-- Begin --

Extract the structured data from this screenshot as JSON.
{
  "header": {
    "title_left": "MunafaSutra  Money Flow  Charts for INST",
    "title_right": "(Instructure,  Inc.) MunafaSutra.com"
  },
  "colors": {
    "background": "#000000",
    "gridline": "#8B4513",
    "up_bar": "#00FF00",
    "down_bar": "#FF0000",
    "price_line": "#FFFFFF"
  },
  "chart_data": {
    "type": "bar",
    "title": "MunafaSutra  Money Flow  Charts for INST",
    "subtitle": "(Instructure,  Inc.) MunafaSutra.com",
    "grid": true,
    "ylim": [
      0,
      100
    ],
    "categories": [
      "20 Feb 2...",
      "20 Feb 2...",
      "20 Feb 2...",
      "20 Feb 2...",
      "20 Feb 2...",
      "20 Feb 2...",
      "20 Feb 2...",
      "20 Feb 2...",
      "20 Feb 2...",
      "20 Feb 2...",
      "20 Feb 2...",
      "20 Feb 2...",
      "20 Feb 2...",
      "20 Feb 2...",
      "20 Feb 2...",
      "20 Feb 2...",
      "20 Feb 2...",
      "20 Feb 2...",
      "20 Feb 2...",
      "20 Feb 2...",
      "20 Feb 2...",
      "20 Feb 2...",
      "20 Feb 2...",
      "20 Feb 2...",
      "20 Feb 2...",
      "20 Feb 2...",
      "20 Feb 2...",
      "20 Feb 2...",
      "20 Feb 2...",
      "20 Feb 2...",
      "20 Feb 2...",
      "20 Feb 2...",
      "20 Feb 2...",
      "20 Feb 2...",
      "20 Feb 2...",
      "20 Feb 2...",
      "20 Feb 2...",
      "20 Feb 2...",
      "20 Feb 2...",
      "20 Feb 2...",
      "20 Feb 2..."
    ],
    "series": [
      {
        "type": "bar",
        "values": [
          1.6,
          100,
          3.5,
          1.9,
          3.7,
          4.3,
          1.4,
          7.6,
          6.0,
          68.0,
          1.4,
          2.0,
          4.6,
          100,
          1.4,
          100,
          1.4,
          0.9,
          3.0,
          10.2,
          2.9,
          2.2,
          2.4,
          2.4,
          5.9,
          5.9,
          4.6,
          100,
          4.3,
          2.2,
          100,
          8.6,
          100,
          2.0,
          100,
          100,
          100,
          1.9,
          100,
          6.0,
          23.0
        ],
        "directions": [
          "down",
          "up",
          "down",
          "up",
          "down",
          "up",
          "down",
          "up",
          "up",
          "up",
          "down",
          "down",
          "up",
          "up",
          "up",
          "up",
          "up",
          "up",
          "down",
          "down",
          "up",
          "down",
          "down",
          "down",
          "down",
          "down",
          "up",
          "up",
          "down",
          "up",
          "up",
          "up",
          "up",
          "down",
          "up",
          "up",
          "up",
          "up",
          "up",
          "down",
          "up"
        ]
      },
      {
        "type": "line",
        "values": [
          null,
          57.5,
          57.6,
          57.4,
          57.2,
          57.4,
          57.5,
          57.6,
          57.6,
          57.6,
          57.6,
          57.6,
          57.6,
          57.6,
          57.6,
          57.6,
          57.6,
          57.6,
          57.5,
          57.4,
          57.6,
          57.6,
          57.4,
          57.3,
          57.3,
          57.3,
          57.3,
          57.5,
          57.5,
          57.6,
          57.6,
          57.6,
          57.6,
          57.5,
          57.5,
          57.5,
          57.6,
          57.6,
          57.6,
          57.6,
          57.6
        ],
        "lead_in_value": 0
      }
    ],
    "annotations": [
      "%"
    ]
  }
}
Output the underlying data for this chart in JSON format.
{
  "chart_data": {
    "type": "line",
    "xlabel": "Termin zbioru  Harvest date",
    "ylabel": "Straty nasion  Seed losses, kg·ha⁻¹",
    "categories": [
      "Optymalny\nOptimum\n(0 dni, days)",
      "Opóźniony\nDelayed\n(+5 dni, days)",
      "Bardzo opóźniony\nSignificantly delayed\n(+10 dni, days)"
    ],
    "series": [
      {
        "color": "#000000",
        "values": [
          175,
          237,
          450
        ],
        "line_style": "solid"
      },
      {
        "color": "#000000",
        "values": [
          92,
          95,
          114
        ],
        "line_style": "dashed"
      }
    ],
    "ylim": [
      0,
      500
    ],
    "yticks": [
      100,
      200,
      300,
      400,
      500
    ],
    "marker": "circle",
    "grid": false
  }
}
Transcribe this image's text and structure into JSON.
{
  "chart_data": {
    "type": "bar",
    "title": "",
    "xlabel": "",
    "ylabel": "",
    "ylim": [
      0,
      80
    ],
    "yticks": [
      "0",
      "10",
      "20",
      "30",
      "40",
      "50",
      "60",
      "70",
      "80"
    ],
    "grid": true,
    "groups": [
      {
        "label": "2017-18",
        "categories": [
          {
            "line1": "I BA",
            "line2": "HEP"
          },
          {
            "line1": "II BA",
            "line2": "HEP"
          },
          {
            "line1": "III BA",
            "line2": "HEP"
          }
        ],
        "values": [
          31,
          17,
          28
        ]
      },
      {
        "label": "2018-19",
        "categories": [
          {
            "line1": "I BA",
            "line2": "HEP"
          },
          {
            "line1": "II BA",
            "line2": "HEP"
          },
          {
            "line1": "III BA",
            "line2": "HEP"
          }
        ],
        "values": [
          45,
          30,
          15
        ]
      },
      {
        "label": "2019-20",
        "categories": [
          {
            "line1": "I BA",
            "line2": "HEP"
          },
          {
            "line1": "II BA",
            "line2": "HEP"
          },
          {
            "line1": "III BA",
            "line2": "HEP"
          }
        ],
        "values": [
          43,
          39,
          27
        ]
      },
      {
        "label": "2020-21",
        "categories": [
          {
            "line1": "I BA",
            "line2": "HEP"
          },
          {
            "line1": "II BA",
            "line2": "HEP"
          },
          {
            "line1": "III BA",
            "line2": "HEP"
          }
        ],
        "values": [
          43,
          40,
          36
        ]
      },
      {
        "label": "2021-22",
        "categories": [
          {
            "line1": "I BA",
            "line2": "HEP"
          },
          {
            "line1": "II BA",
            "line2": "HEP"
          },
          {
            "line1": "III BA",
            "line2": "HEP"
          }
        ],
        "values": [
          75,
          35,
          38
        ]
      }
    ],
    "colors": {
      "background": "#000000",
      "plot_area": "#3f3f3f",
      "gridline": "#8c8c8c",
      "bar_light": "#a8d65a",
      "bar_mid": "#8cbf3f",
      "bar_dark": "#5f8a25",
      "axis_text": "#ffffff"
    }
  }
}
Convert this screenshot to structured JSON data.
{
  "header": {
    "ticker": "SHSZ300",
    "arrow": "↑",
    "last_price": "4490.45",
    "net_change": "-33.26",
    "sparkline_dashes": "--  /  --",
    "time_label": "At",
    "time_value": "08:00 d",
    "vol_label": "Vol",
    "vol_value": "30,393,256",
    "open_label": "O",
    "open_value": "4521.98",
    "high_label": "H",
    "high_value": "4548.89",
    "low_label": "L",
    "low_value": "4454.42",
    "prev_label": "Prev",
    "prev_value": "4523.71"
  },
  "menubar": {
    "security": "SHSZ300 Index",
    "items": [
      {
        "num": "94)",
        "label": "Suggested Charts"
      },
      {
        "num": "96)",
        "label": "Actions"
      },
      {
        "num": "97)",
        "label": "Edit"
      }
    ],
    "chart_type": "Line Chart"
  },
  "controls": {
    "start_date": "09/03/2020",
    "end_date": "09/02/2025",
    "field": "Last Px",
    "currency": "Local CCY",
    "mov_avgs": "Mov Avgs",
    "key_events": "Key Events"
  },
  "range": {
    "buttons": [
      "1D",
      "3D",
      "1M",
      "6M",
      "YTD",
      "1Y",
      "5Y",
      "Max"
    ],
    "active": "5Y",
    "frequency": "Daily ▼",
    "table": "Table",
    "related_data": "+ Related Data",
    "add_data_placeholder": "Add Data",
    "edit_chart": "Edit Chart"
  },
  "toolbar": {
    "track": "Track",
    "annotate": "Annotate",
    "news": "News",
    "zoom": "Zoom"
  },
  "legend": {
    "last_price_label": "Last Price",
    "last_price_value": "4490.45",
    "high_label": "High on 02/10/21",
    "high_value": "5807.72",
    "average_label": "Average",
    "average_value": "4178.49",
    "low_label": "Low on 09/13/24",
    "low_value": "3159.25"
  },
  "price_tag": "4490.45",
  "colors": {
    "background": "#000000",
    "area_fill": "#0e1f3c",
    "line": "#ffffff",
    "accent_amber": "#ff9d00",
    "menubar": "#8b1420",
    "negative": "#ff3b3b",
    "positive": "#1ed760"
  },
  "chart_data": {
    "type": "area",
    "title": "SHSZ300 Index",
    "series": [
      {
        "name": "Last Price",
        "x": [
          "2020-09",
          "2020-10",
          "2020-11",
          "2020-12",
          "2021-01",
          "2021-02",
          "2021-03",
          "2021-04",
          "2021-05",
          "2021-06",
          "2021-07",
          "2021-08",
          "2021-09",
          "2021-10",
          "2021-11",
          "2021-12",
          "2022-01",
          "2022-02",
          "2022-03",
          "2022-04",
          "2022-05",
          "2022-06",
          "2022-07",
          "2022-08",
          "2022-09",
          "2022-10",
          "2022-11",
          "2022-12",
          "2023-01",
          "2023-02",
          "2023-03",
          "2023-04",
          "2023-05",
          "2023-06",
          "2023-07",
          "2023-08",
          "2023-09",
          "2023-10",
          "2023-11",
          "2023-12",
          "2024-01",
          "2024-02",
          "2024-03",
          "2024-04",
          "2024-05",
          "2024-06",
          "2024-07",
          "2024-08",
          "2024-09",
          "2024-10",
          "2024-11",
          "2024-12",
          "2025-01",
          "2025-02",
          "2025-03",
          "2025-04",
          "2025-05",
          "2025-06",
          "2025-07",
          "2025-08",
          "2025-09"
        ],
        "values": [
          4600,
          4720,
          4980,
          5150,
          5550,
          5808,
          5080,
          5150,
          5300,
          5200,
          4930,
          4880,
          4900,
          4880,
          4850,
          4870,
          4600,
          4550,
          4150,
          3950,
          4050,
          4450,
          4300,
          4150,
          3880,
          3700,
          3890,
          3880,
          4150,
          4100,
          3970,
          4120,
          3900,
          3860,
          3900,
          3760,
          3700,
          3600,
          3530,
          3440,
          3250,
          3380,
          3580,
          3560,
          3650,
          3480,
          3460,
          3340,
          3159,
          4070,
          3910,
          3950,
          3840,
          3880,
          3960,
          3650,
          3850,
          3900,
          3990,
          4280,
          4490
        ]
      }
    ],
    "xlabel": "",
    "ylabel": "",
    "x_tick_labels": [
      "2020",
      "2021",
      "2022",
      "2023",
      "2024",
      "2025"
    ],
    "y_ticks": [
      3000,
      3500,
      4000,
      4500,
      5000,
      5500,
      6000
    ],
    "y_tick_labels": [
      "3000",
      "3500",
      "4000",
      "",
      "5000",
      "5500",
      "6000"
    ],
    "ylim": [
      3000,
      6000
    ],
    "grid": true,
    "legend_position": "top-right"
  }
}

-- End --

▶ [INSTRUCTIONS TO FOLLOW]:
From the entries above, extract each line containing "screenshot".

▶ [RESULT OF THE EXERCISE]:
Extract the structured data from this screenshot as JSON.
Convert this screenshot to structured JSON data.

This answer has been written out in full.